_WHAT YOU ARE ASKED TO DO_
Print all entries precisely as they are written.

_Items from a figure collection_
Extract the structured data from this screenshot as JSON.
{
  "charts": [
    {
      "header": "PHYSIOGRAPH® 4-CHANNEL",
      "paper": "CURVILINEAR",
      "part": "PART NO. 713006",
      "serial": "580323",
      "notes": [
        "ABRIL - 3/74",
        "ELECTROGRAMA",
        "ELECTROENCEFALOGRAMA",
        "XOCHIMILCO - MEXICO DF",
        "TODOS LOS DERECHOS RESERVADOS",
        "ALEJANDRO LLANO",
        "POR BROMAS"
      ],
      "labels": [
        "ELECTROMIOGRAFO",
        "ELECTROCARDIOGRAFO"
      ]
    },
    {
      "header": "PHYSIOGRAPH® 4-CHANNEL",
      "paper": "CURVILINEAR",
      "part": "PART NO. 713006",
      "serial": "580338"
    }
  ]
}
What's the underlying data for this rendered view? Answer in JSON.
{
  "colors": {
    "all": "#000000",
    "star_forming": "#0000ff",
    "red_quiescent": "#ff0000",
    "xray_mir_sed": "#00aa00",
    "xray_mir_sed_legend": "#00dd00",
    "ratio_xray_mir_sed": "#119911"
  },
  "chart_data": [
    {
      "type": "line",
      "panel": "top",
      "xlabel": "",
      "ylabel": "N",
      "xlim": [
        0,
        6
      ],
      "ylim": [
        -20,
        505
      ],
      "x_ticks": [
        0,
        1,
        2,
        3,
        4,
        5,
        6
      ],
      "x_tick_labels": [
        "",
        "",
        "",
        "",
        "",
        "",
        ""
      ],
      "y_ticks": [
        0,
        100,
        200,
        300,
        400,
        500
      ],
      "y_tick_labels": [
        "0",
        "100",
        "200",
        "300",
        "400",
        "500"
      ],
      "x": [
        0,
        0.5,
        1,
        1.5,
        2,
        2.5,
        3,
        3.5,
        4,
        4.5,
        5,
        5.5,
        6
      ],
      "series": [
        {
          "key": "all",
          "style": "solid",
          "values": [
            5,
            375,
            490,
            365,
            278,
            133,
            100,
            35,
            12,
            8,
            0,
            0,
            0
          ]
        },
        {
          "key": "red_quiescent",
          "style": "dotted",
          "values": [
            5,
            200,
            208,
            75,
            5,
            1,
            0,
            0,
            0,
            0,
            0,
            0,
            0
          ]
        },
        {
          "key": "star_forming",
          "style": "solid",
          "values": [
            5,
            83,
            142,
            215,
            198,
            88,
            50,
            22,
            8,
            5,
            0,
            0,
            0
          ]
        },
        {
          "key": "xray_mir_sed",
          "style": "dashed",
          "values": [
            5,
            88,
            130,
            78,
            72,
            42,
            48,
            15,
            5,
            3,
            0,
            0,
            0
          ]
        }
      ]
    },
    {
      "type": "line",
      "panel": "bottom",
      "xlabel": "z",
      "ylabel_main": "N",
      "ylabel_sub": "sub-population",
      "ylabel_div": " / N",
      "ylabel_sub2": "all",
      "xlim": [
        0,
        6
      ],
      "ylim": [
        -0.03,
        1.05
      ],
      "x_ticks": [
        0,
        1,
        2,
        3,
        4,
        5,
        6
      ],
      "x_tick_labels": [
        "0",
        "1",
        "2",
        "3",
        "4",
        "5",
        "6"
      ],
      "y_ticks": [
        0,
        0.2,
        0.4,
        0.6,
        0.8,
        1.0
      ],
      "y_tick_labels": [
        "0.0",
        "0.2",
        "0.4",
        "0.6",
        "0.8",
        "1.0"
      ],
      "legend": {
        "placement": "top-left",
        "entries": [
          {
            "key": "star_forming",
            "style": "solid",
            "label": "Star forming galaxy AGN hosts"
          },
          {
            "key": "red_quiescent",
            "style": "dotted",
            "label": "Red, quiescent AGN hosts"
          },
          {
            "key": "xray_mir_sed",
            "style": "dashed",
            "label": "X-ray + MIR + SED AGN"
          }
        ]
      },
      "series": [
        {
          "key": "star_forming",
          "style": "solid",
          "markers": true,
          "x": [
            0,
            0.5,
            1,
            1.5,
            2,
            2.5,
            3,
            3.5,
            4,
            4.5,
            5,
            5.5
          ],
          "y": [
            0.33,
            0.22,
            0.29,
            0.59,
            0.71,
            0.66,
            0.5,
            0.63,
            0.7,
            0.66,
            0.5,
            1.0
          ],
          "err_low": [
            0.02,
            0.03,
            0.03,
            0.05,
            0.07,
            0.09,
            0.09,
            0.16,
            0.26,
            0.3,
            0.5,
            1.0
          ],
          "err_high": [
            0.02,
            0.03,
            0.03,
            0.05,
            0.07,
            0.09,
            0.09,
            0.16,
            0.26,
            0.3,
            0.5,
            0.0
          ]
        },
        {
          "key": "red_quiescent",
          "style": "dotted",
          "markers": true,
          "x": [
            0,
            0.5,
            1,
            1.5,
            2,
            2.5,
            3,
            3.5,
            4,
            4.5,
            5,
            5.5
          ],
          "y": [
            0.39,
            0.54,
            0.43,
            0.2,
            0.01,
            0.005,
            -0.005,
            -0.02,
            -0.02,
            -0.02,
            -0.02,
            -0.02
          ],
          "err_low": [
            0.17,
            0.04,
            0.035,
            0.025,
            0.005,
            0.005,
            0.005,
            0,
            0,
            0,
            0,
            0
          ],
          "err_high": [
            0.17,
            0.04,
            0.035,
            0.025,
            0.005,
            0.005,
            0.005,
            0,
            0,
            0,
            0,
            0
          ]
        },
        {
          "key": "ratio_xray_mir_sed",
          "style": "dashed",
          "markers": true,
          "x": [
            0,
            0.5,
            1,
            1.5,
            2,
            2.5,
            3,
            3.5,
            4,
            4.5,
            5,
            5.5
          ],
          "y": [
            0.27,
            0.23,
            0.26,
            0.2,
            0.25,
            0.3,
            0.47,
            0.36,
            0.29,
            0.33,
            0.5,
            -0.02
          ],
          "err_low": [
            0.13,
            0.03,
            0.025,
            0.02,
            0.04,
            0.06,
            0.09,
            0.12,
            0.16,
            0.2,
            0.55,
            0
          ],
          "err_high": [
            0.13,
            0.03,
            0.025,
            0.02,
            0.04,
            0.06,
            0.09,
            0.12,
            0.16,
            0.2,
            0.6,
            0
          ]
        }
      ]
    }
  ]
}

_FULL RESPONSE_
Extract the structured data from this screenshot as JSON.
{
  "charts": [
    {
      "header": "PHYSIOGRAPH® 4-CHANNEL",
      "paper": "CURVILINEAR",
      "part": "PART NO. 713006",
      "serial": "580323",
      "notes": [
        "ABRIL - 3/74",
        "ELECTROGRAMA",
        "ELECTROENCEFALOGRAMA",
        "XOCHIMILCO - MEXICO DF",
        "TODOS LOS DERECHOS RESERVADOS",
        "ALEJANDRO LLANO",
        "POR BROMAS"
      ],
      "labels": [
        "ELECTROMIOGRAFO",
        "ELECTROCARDIOGRAFO"
      ]
    },
    {
      "header": "PHYSIOGRAPH® 4-CHANNEL",
      "paper": "CURVILINEAR",
      "part": "PART NO. 713006",
      "serial": "580338"
    }
  ]
}
What's the underlying data for this rendered view? Answer in JSON.
{
  "colors": {
    "all": "#000000",
    "star_forming": "#0000ff",
    "red_quiescent": "#ff0000",
    "xray_mir_sed": "#00aa00",
    "xray_mir_sed_legend": "#00dd00",
    "ratio_xray_mir_sed": "#119911"
  },
  "chart_data": [
    {
      "type": "line",
      "panel": "top",
      "xlabel": "",
      "ylabel": "N",
      "xlim": [
        0,
        6
      ],
      "ylim": [
        -20,
        505
      ],
      "x_ticks": [
        0,
        1,
        2,
        3,
        4,
        5,
        6
      ],
      "x_tick_labels": [
        "",
        "",
        "",
        "",
        "",
        "",
        ""
      ],
      "y_ticks": [
        0,
        100,
        200,
        300,
        400,
        500
      ],
      "y_tick_labels": [
        "0",
        "100",
        "200",
        "300",
        "400",
        "500"
      ],
      "x": [
        0,
        0.5,
        1,
        1.5,
        2,
        2.5,
        3,
        3.5,
        4,
        4.5,
        5,
        5.5,
        6
      ],
      "series": [
        {
          "key": "all",
          "style": "solid",
          "values": [
            5,
            375,
            490,
            365,
            278,
            133,
            100,
            35,
            12,
            8,
            0,
            0,
            0
          ]
        },
        {
          "key": "red_quiescent",
          "style": "dotted",
          "values": [
            5,
            200,
            208,
            75,
            5,
            1,
            0,
            0,
            0,
            0,
            0,
            0,
            0
          ]
        },
        {
          "key": "star_forming",
          "style": "solid",
          "values": [
            5,
            83,
            142,
            215,
            198,
            88,
            50,
            22,
            8,
            5,
            0,
            0,
            0
          ]
        },
        {
          "key": "xray_mir_sed",
          "style": "dashed",
          "values": [
            5,
            88,
            130,
            78,
            72,
            42,
            48,
            15,
            5,
            3,
            0,
            0,
            0
          ]
        }
      ]
    },
    {
      "type": "line",
      "panel": "bottom",
      "xlabel": "z",
      "ylabel_main": "N",
      "ylabel_sub": "sub-population",
      "ylabel_div": " / N",
      "ylabel_sub2": "all",
      "xlim": [
        0,
        6
      ],
      "ylim": [
        -0.03,
        1.05
      ],
      "x_ticks": [
        0,
        1,
        2,
        3,
        4,
        5,
        6
      ],
      "x_tick_labels": [
        "0",
        "1",
        "2",
        "3",
        "4",
        "5",
        "6"
      ],
      "y_ticks": [
        0,
        0.2,
        0.4,
        0.6,
        0.8,
        1.0
      ],
      "y_tick_labels": [
        "0.0",
        "0.2",
        "0.4",
        "0.6",
        "0.8",
        "1.0"
      ],
      "legend": {
        "placement": "top-left",
        "entries": [
          {
            "key": "star_forming",
            "style": "solid",
            "label": "Star forming galaxy AGN hosts"
          },
          {
            "key": "red_quiescent",
            "style": "dotted",
            "label": "Red, quiescent AGN hosts"
          },
          {
            "key": "xray_mir_sed",
            "style": "dashed",
            "label": "X-ray + MIR + SED AGN"
          }
        ]
      },
      "series": [
        {
          "key": "star_forming",
          "style": "solid",
          "markers": true,
          "x": [
            0,
            0.5,
            1,
            1.5,
            2,
            2.5,
            3,
            3.5,
            4,
            4.5,
            5,
            5.5
          ],
          "y": [
            0.33,
            0.22,
            0.29,
            0.59,
            0.71,
            0.66,
            0.5,
            0.63,
            0.7,
            0.66,
            0.5,
            1.0
          ],
          "err_low": [
            0.02,
            0.03,
            0.03,
            0.05,
            0.07,
            0.09,
            0.09,
            0.16,
            0.26,
            0.3,
            0.5,
            1.0
          ],
          "err_high": [
            0.02,
            0.03,
            0.03,
            0.05,
            0.07,
            0.09,
            0.09,
            0.16,
            0.26,
            0.3,
            0.5,
            0.0
          ]
        },
        {
          "key": "red_quiescent",
          "style": "dotted",
          "markers": true,
          "x": [
            0,
            0.5,
            1,
            1.5,
            2,
            2.5,
            3,
            3.5,
            4,
            4.5,
            5,
            5.5
          ],
          "y": [
            0.39,
            0.54,
            0.43,
            0.2,
            0.01,
            0.005,
            -0.005,
            -0.02,
            -0.02,
            -0.02,
            -0.02,
            -0.02
          ],
          "err_low": [
            0.17,
            0.04,
            0.035,
            0.025,
            0.005,
            0.005,
            0.005,
            0,
            0,
            0,
            0,
            0
          ],
          "err_high": [
            0.17,
            0.04,
            0.035,
            0.025,
            0.005,
            0.005,
            0.005,
            0,
            0,
            0,
            0,
            0
          ]
        },
        {
          "key": "ratio_xray_mir_sed",
          "style": "dashed",
          "markers": true,
          "x": [
            0,
            0.5,
            1,
            1.5,
            2,
            2.5,
            3,
            3.5,
            4,
            4.5,
            5,
            5.5
          ],
          "y": [
            0.27,
            0.23,
            0.26,
            0.2,
            0.25,
            0.3,
            0.47,
            0.36,
            0.29,
            0.33,
            0.5,
            -0.02
          ],
          "err_low": [
            0.13,
            0.03,
            0.025,
            0.02,
            0.04,
            0.06,
            0.09,
            0.12,
            0.16,
            0.2,
            0.55,
            0
          ],
          "err_high": [
            0.13,
            0.03,
            0.025,
            0.02,
            0.04,
            0.06,
            0.09,
            0.12,
            0.16,
            0.2,
            0.6,
            0
          ]
        }
      ]
    }
  ]
}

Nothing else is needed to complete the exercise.